(Data excerpts)
— start —
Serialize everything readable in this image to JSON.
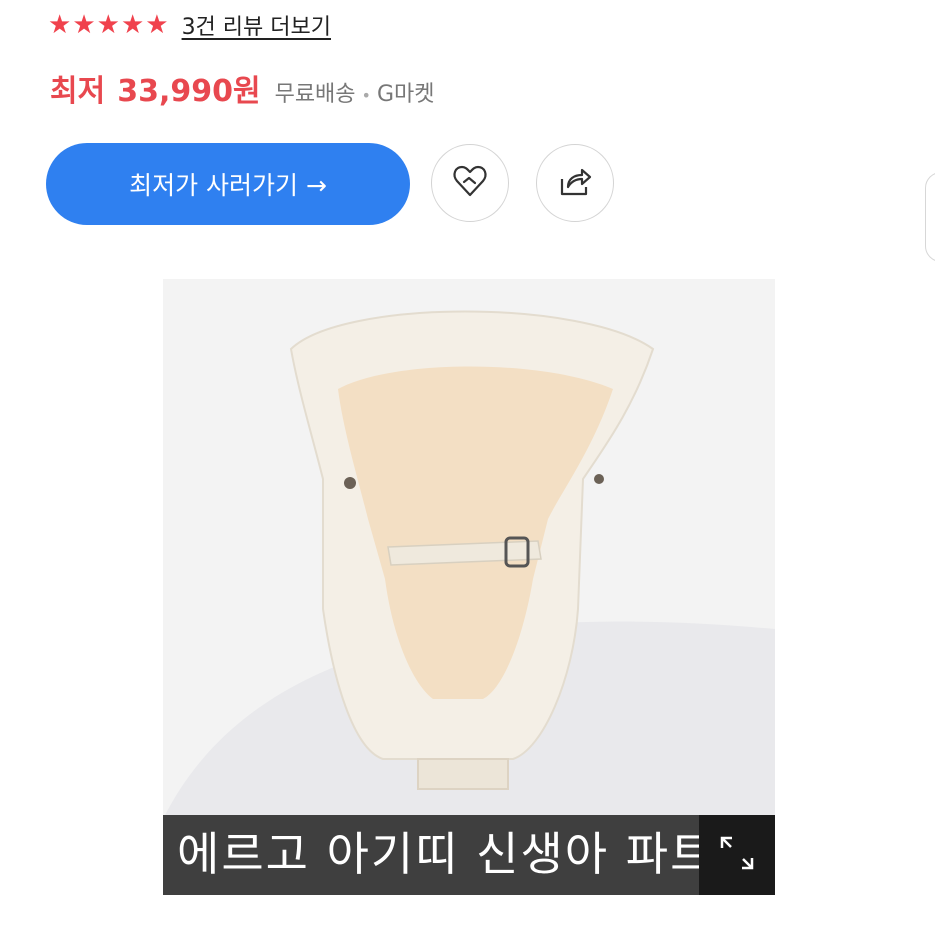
{
  "rating": {
    "stars": [
      "★",
      "★",
      "★",
      "★",
      "★"
    ],
    "value": 5,
    "max": 5,
    "color": "#f0424d",
    "review_link": "3건 리뷰 더보기"
  },
  "price": {
    "label": "최저",
    "value": "33,990원",
    "shipping": "무료배송",
    "separator": "•",
    "store": "G마켓",
    "color": "#e8484f"
  },
  "actions": {
    "buy_label": "최저가 사러가기 →",
    "buy_color": "#2f80f0",
    "like_icon": "heart-icon",
    "share_icon": "share-icon"
  },
  "product_image": {
    "caption": "에르고 아기띠 신생아 파트",
    "expand_icon": "expand-icon"
  }
}
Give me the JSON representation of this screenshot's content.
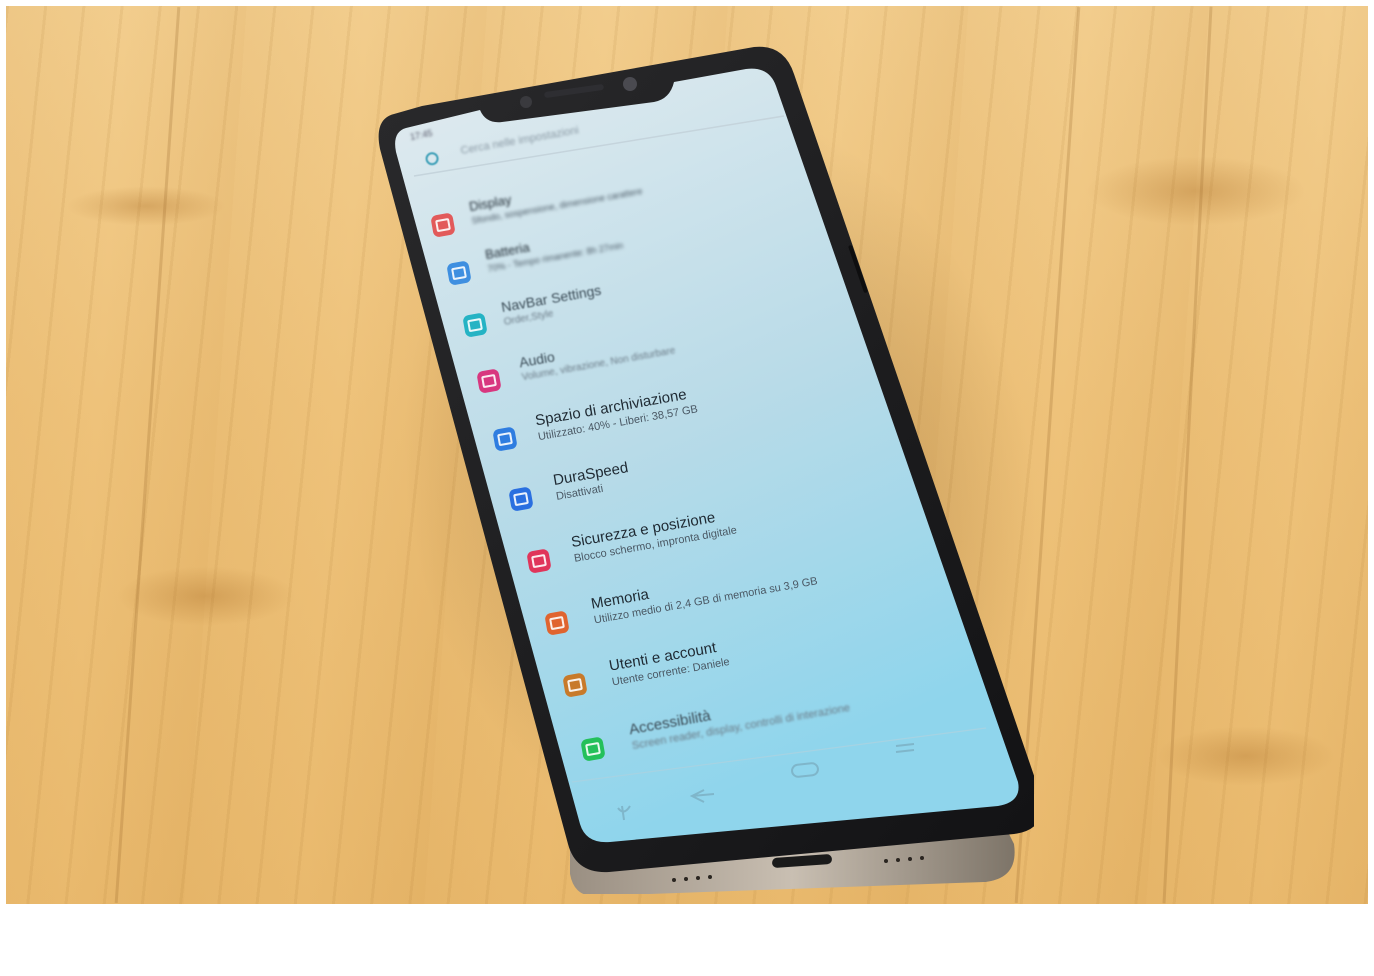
— end —
PROBLEM TO WORK ON:
Retype all entries exactly as they appear, dropping the images.

RESPONSE TO THIS EXERCISE:
Serialize everything readable in this image to JSON.
{
  "rating": {
    "stars": [
      "★",
      "★",
      "★",
      "★",
      "★"
    ],
    "value": 5,
    "max": 5,
    "color": "#f0424d",
    "review_link": "3건 리뷰 더보기"
  },
  "price": {
    "label": "최저",
    "value": "33,990원",
    "shipping": "무료배송",
    "separator": "•",
    "store": "G마켓",
    "color": "#e8484f"
  },
  "actions": {
    "buy_label": "최저가 사러가기 →",
    "buy_color": "#2f80f0",
    "like_icon": "heart-icon",
    "share_icon": "share-icon"
  },
  "product_image": {
    "caption": "에르고 아기띠 신생아 파트",
    "expand_icon": "expand-icon"
  }
}
Give me the JSON representation of this screenshot's content.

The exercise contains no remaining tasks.